Dataset excerpt:
-*-*-

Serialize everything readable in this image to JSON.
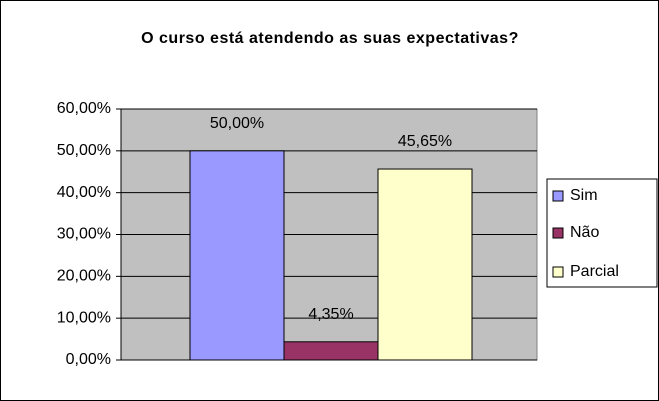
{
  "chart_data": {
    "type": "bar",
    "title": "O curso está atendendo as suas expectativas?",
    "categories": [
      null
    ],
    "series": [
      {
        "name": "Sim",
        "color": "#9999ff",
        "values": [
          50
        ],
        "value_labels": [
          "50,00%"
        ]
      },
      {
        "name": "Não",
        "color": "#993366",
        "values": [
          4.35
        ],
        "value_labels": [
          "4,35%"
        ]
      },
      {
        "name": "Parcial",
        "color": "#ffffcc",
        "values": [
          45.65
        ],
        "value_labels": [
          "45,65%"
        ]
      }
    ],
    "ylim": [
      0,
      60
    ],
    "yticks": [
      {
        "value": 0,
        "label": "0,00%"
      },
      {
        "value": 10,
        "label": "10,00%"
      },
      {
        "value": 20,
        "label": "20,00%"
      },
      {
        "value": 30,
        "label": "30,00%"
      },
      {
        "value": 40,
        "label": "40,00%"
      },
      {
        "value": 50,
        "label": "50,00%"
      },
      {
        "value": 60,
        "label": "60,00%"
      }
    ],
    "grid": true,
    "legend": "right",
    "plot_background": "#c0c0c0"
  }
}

-*-*-

What you are asked to do —
Each entry above is to be written out again unchanged, apart from the pictures, which are left out.

The answer —
Serialize everything readable in this image to JSON.
{
  "chart_data": {
    "type": "bar",
    "title": "O curso está atendendo as suas expectativas?",
    "categories": [
      null
    ],
    "series": [
      {
        "name": "Sim",
        "color": "#9999ff",
        "values": [
          50
        ],
        "value_labels": [
          "50,00%"
        ]
      },
      {
        "name": "Não",
        "color": "#993366",
        "values": [
          4.35
        ],
        "value_labels": [
          "4,35%"
        ]
      },
      {
        "name": "Parcial",
        "color": "#ffffcc",
        "values": [
          45.65
        ],
        "value_labels": [
          "45,65%"
        ]
      }
    ],
    "ylim": [
      0,
      60
    ],
    "yticks": [
      {
        "value": 0,
        "label": "0,00%"
      },
      {
        "value": 10,
        "label": "10,00%"
      },
      {
        "value": 20,
        "label": "20,00%"
      },
      {
        "value": 30,
        "label": "30,00%"
      },
      {
        "value": 40,
        "label": "40,00%"
      },
      {
        "value": 50,
        "label": "50,00%"
      },
      {
        "value": 60,
        "label": "60,00%"
      }
    ],
    "grid": true,
    "legend": "right",
    "plot_background": "#c0c0c0"
  }
}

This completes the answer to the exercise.